Set task 1> Please reproduce the listing word for word, from its first line through the line that contains "Text: Level up".

Document passage>
========================================

We are committed to the highest standards of corporate governance and the Board considers that we comply with the UK Corporate Governance Code.

We have established an Audit & Risk Committee, an ESG Committee, a Nomination Committee and a Remuneration Committee.

Board structure


Responsible for:

  • the leadership and overall effectiveness of the Board and for upholding high standards of corporate governance throughout the Group and particularly at Board level;
  • setting the Board agendas with the Company Secretary and CEO and the recommendation of an annual Board and Committee meeting schedule;
  • promoting a culture of openness and debate, in particular by facilitating the effective contribution of Non-Executive Directors, and ensuring constructive relations between Executive and Non-Executive Directors; and
  • ensuring effective communication with shareholders, including in relation to governance, remuneration and strategy.

Chief Executive Officer

Responsible for:

  • leadership of the Global Leadership Team in the executive management of the Group;
  • the development of the Group’s strategy, annual budget and business plans and commercial objectives with the Board;
  • setting an example and communicating to the Group’s employees the expectations of the Board in relation to the Group’s culture, values and behaviour;
  • ensuring appropriate, timely and accurate information is disclosed to the market; and
  • managing the Group’s risk profile in line with the extent of risk identified as acceptable by the Board and ensuring appropriate internal controls are in place.

========================================

Set task 2> In the governance statement, what does the Chief Executive Officer's management of the Group's risk profile have to be kept in line with?

Collected data entries

========================================

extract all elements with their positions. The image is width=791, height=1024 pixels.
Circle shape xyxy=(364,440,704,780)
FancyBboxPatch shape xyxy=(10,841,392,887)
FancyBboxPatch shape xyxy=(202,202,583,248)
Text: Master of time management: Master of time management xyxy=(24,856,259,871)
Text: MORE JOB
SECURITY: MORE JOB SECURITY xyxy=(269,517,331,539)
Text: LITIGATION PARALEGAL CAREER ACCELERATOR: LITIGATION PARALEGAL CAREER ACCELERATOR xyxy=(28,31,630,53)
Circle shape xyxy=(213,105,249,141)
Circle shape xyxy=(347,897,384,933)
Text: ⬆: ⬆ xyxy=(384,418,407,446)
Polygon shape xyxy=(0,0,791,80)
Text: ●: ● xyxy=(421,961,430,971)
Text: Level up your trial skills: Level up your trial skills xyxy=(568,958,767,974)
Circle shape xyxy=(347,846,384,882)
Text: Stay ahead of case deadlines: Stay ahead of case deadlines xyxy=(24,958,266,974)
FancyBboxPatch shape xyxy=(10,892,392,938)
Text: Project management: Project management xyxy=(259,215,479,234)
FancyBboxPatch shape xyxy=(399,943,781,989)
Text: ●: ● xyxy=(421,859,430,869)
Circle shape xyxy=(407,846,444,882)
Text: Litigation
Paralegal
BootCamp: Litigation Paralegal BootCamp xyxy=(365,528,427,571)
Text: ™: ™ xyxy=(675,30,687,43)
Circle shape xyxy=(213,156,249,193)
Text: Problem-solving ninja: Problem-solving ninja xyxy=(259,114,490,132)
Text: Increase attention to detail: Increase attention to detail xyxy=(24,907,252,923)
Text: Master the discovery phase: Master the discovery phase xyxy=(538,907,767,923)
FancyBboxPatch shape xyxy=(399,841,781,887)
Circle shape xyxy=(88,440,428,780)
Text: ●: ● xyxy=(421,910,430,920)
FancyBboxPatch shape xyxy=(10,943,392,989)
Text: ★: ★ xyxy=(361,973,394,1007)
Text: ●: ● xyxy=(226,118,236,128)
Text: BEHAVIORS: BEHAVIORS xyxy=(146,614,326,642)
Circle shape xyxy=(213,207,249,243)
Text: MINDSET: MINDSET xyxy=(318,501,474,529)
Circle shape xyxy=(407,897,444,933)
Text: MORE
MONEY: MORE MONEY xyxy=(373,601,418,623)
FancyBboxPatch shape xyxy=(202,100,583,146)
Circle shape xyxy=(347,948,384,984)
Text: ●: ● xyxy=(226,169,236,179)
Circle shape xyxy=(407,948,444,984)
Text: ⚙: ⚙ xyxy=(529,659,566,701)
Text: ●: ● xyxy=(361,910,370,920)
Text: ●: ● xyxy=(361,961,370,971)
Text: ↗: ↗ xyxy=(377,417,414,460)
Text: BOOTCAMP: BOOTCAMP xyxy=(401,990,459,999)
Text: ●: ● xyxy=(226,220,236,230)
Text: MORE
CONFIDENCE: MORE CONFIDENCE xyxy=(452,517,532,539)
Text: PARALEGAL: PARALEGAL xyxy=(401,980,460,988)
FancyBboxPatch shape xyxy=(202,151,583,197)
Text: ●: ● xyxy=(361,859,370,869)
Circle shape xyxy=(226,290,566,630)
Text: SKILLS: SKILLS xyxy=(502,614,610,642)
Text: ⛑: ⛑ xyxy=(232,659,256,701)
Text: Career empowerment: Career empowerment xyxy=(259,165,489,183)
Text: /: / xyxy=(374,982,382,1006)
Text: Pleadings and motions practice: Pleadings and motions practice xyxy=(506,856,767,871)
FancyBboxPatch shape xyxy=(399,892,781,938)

========================================

Complete response 1>
extract all elements with their positions. The image is width=791, height=1024 pixels.
Circle shape xyxy=(364,440,704,780)
FancyBboxPatch shape xyxy=(10,841,392,887)
FancyBboxPatch shape xyxy=(202,202,583,248)
Text: Master of time management: Master of time management xyxy=(24,856,259,871)
Text: MORE JOB
SECURITY: MORE JOB SECURITY xyxy=(269,517,331,539)
Text: LITIGATION PARALEGAL CAREER ACCELERATOR: LITIGATION PARALEGAL CAREER ACCELERATOR xyxy=(28,31,630,53)
Circle shape xyxy=(213,105,249,141)
Circle shape xyxy=(347,897,384,933)
Text: ⬆: ⬆ xyxy=(384,418,407,446)
Polygon shape xyxy=(0,0,791,80)
Text: ●: ● xyxy=(421,961,430,971)
Text: Level up your trial skills: Level up your trial skills xyxy=(568,958,767,974)

Complete response 2> The Chief Executive Officer manages the Group's risk profile in line with the extent of risk that the Board has identified as acceptable. Alongside this, the CEO must ensure that appropriate internal controls are in place.